Records supplied -
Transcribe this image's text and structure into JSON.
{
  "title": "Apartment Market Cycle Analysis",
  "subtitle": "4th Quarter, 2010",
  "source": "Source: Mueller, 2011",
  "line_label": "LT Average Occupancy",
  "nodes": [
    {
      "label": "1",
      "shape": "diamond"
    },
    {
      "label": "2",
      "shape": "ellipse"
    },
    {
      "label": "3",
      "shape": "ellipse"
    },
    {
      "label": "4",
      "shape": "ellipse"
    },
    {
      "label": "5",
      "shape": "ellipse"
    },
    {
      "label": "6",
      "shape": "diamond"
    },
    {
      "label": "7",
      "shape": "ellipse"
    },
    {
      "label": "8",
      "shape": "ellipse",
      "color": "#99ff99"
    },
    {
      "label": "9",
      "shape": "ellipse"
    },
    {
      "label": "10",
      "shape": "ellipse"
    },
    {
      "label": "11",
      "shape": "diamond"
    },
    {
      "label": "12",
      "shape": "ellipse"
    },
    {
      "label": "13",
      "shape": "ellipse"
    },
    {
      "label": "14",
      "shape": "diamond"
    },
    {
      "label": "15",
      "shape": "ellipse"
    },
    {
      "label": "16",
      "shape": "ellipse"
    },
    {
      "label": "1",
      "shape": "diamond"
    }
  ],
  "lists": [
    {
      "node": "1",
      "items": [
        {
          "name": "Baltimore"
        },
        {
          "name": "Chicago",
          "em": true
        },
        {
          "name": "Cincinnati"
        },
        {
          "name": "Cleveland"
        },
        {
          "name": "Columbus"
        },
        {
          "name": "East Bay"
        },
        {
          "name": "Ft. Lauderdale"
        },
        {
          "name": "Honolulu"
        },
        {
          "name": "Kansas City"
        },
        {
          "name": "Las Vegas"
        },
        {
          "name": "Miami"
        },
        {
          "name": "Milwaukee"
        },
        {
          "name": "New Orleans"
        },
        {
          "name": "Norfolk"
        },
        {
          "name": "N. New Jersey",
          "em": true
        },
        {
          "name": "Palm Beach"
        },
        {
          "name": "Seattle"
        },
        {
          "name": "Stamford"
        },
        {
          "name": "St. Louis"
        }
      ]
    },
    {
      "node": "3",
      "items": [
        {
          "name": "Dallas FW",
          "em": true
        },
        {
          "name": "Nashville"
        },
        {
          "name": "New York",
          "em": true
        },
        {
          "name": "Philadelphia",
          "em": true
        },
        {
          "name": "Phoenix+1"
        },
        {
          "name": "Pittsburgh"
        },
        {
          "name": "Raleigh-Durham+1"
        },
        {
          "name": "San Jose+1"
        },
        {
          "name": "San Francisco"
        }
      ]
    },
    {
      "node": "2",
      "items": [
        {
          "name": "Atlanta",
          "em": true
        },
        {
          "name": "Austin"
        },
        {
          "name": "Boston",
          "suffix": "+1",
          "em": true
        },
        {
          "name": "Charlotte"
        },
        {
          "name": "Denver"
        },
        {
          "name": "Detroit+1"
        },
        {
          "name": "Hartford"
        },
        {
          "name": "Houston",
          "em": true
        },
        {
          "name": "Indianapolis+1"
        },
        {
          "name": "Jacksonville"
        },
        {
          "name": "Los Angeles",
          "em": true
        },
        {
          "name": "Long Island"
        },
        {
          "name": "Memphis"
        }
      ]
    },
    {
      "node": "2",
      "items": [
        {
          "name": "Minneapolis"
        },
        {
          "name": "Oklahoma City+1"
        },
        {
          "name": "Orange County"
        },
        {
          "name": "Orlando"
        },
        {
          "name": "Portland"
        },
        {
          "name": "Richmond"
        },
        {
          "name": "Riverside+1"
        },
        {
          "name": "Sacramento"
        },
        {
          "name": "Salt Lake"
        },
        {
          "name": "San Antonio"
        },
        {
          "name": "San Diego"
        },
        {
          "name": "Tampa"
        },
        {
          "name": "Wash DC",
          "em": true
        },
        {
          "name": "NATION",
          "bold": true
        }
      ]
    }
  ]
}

Problem details -
Count up the lines in the listing that hold the word "City", and give that number only.

Answer in full -
2